• **Stated exercise**
Collect all lines containing the word "JSON" from the data.

• **Exercise inputs**
============================================================

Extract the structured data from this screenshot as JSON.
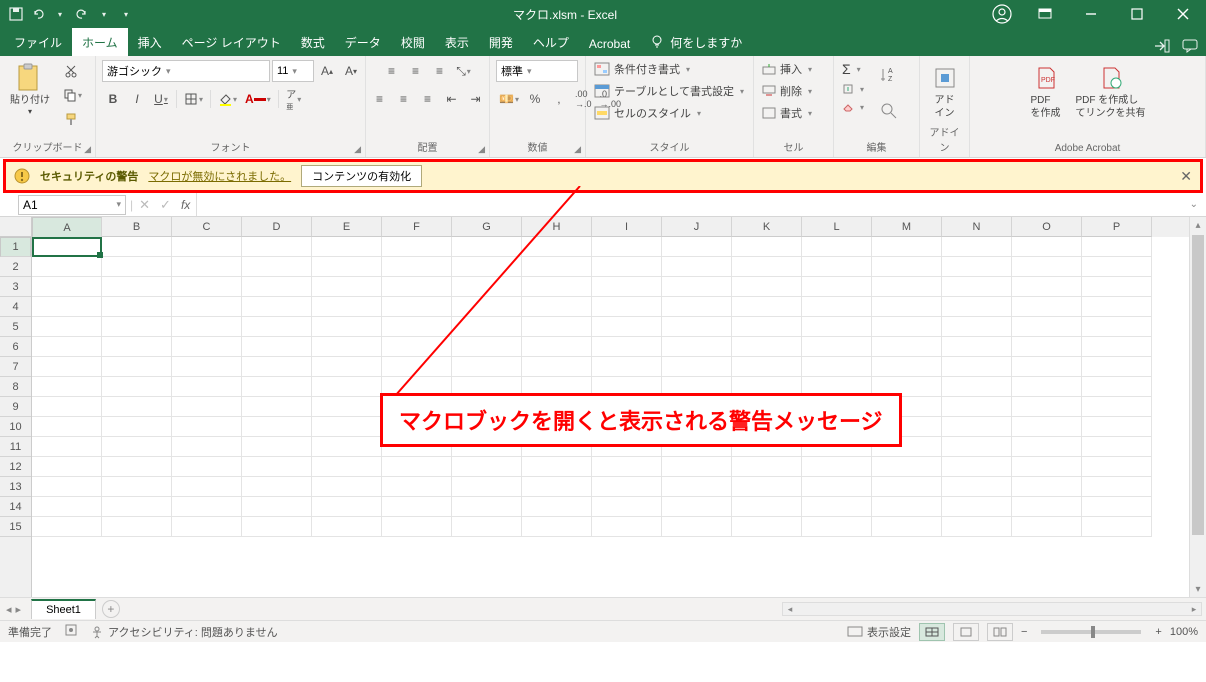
{
  "titlebar": {
    "filename": "マクロ.xlsm",
    "app": "Excel"
  },
  "tabs": {
    "file": "ファイル",
    "home": "ホーム",
    "insert": "挿入",
    "layout": "ページ レイアウト",
    "formulas": "数式",
    "data": "データ",
    "review": "校閲",
    "view": "表示",
    "developer": "開発",
    "help": "ヘルプ",
    "acrobat": "Acrobat",
    "tellme": "何をしますか"
  },
  "ribbon": {
    "clipboard": {
      "paste": "貼り付け",
      "label": "クリップボード"
    },
    "font": {
      "name": "游ゴシック",
      "size": "11",
      "label": "フォント",
      "bold": "B",
      "italic": "I",
      "underline": "U"
    },
    "alignment": {
      "label": "配置"
    },
    "number": {
      "format": "標準",
      "label": "数値"
    },
    "styles": {
      "conditional": "条件付き書式",
      "table": "テーブルとして書式設定",
      "cell": "セルのスタイル",
      "label": "スタイル"
    },
    "cells": {
      "insert": "挿入",
      "delete": "削除",
      "format": "書式",
      "label": "セル"
    },
    "editing": {
      "label": "編集"
    },
    "addin": {
      "btn": "アド\nイン",
      "label": "アドイン"
    },
    "acrobat": {
      "create": "PDF\nを作成",
      "share": "PDF を作成し\nてリンクを共有",
      "label": "Adobe Acrobat"
    }
  },
  "security": {
    "title": "セキュリティの警告",
    "message": "マクロが無効にされました。",
    "enable": "コンテンツの有効化"
  },
  "namebox": "A1",
  "fx": "fx",
  "columns": [
    "A",
    "B",
    "C",
    "D",
    "E",
    "F",
    "G",
    "H",
    "I",
    "J",
    "K",
    "L",
    "M",
    "N",
    "O",
    "P"
  ],
  "rows": [
    "1",
    "2",
    "3",
    "4",
    "5",
    "6",
    "7",
    "8",
    "9",
    "10",
    "11",
    "12",
    "13",
    "14",
    "15"
  ],
  "sheet_tab": "Sheet1",
  "status": {
    "ready": "準備完了",
    "accessibility": "アクセシビリティ: 問題ありません",
    "display_settings": "表示設定",
    "zoom": "100%"
  },
  "annotation": "マクロブックを開くと表示される警告メッセージ"
}
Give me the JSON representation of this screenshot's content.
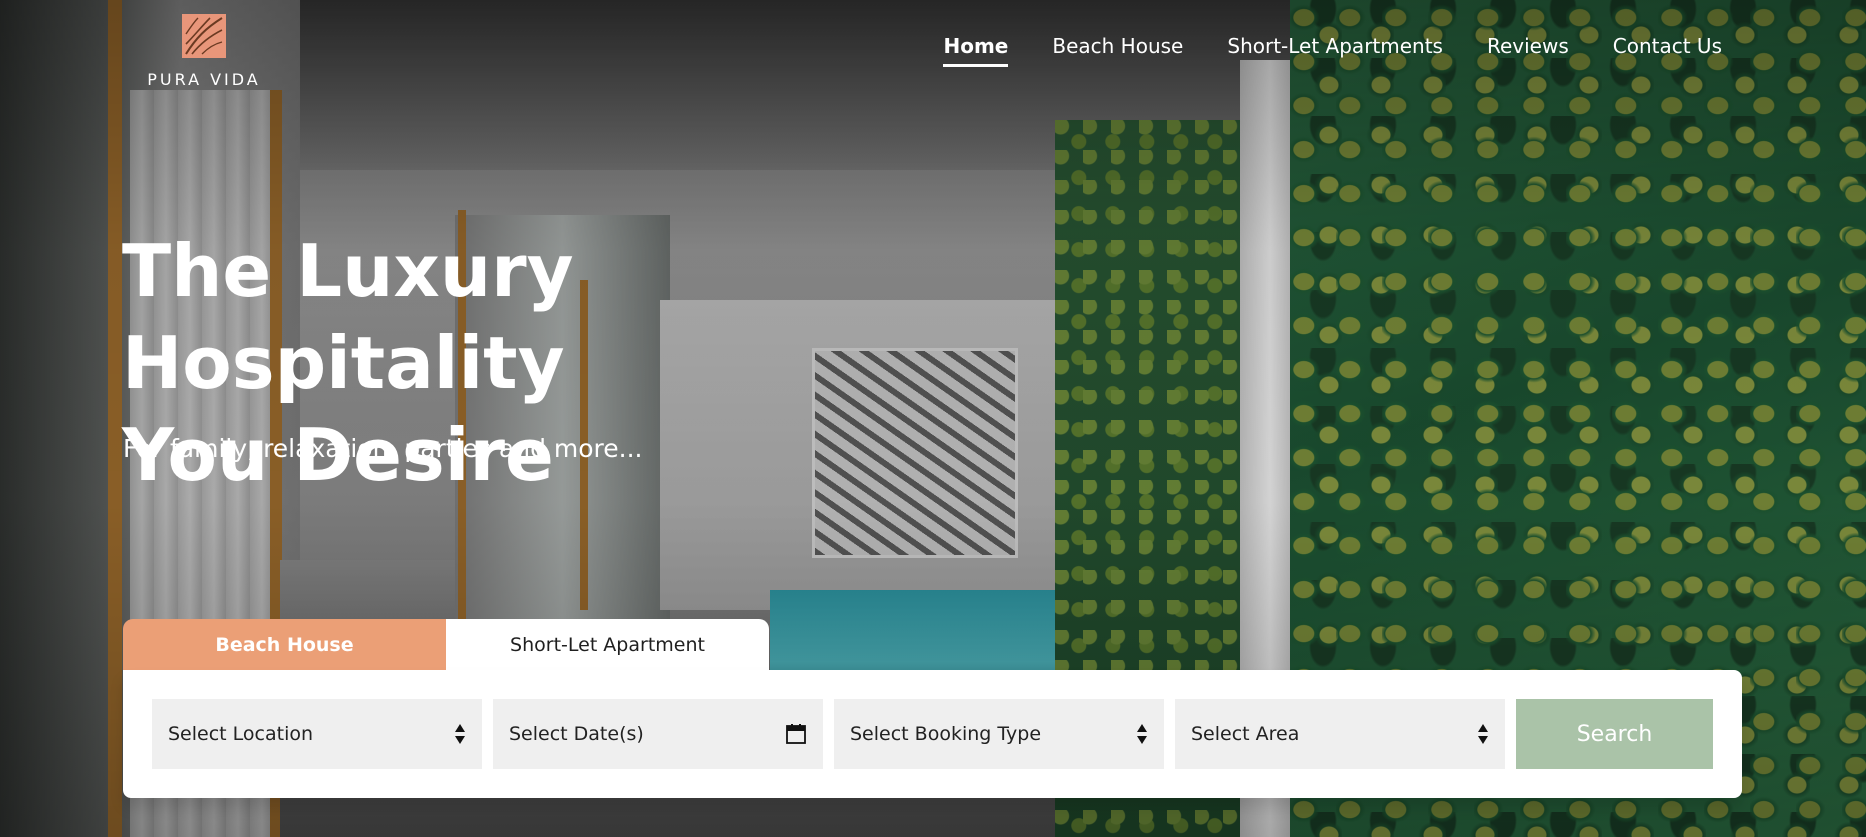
{
  "brand": {
    "name": "PURA VIDA",
    "logo_color": "#e8967a"
  },
  "nav": {
    "items": [
      {
        "label": "Home",
        "active": true
      },
      {
        "label": "Beach House",
        "active": false
      },
      {
        "label": "Short-Let Apartments",
        "active": false
      },
      {
        "label": "Reviews",
        "active": false
      },
      {
        "label": "Contact Us",
        "active": false
      }
    ]
  },
  "hero": {
    "title_line1": "The Luxury Hospitality",
    "title_line2": "You Desire",
    "subtitle": "For family, relaxation, parties and more..."
  },
  "booking": {
    "tabs": [
      {
        "label": "Beach House",
        "active": false
      },
      {
        "label": "Short-Let Apartment",
        "active": true
      }
    ],
    "fields": {
      "location": {
        "label": "Select Location",
        "icon": "sort-icon"
      },
      "dates": {
        "label": "Select Date(s)",
        "icon": "calendar-icon"
      },
      "booking_type": {
        "label": "Select Booking Type",
        "icon": "sort-icon"
      },
      "area": {
        "label": "Select Area",
        "icon": "sort-icon"
      }
    },
    "search_label": "Search"
  },
  "colors": {
    "accent_orange": "#eb9f76",
    "search_green": "#aac3a8",
    "field_bg": "#efefef"
  }
}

============================================================

• **Result**
Extract the structured data from this screenshot as JSON.
Give me the JSON representation of this screenshot's content.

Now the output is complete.